Share your dilemmas and get honest opinions from other Mumsnetters.

Friend wants me to pay

322 replies

wineosaurusrex · 10/10/2025 00:06

Friend moved away from our city and left a couple of suitcases of clothes at my house as she had too much to carry on the plane. It was an international move. I agreed to post later.

Now she's settled she wants me to post her the bags. I said okay and got some quotes (using contacts she sent me) to send the bags. I let her know and asked her to send the money over.

She's got extremely angry and upset claiming that I should pay. She offered me less than half of the money as that's all she has available in her bank account of the country where i live, but is not offering to wire any money over.

She's claiming i repeatedly promised i would pay (which i never, ever said - i was mortified when i found out she thought i was paying!). She has said really unkind things like "You're not keeping my stuff!" implying that i'm trying to steal it, and called me disorganized and forgetful for not having posted it (when the real reason is that I just need the money in advance!). She became very angry when i said im sorry for any misunderstanding but i would never offer to pay, and told me i was calling her a liar. I had to temporarily block her as this all happened before 7:00 a.m and I was late for work because she wouldn't stop going on at me! I suffer from anxiety and it was horrendous to wake up and have to deal with this before work. I felt shaky and unwell all morning.

For reference its over £200 to send, she offered me around £60. I am a single mum of two living and working alone abroad whereas she is single, has no kids and lives rent-free in her family home. I am shocked that she not only thought i'd pay but became so aggressive when I said i couldn't afford to!

I have said i'll send it to another friend so they can send it to her but other friend is abroad at the moment and also feels that she should send the money so i'm not sure they will actually accept the bags when they return!

What would you do?

OP posts:
Kimura · 10/10/2025 12:09

Jewel52 · 10/10/2025 10:07

Seriously???

# [PROBLEM DETAILS]
Answer from the post about the friend's suitcases:
1. Why did the friend leave her suitcases of clothes at the poster's house?
2. What does it cost to send the bags, and how much did the friend offer?
3. Before what time did the argument with the friend happen?

# [MATERIAL SHOWN]
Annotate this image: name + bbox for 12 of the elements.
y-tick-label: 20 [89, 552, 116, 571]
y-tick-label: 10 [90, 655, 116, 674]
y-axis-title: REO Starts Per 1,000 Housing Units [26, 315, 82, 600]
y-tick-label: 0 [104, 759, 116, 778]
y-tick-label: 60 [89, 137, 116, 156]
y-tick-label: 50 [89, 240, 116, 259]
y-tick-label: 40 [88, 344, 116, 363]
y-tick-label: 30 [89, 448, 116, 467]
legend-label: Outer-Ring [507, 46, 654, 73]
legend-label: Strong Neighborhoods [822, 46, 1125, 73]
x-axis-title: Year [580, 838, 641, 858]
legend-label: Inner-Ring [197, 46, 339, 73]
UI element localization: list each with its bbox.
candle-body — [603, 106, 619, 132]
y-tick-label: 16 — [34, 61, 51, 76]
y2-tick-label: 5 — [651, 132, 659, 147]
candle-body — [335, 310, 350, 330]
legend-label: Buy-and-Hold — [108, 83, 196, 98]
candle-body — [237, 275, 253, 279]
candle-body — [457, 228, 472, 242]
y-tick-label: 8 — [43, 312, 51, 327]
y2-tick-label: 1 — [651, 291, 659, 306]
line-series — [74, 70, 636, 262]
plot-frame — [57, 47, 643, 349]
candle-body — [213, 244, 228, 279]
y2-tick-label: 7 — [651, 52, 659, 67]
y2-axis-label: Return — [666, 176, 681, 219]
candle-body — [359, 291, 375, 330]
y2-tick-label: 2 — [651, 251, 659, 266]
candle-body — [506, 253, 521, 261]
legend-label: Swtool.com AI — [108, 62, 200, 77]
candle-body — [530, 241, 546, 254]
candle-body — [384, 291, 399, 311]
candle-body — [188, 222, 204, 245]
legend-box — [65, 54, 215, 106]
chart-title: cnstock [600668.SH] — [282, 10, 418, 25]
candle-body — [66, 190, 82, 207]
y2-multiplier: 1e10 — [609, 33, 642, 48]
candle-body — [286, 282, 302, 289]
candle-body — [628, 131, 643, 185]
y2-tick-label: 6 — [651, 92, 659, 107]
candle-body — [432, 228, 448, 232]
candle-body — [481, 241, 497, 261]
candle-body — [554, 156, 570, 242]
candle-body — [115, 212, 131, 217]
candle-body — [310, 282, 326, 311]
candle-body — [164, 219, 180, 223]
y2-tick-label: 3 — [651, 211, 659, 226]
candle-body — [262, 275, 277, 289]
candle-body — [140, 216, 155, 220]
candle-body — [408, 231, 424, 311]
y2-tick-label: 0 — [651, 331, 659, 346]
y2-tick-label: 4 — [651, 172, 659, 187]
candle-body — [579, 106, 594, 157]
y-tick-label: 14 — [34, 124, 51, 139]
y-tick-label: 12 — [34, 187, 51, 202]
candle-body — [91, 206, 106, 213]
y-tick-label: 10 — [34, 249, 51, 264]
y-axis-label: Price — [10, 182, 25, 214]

# [OUTPUT OF THE TASK]
1. She had too much to carry on the plane.
2. It costs over £200 to send them, and she offered around £60.
3. Before 7:00 a.m.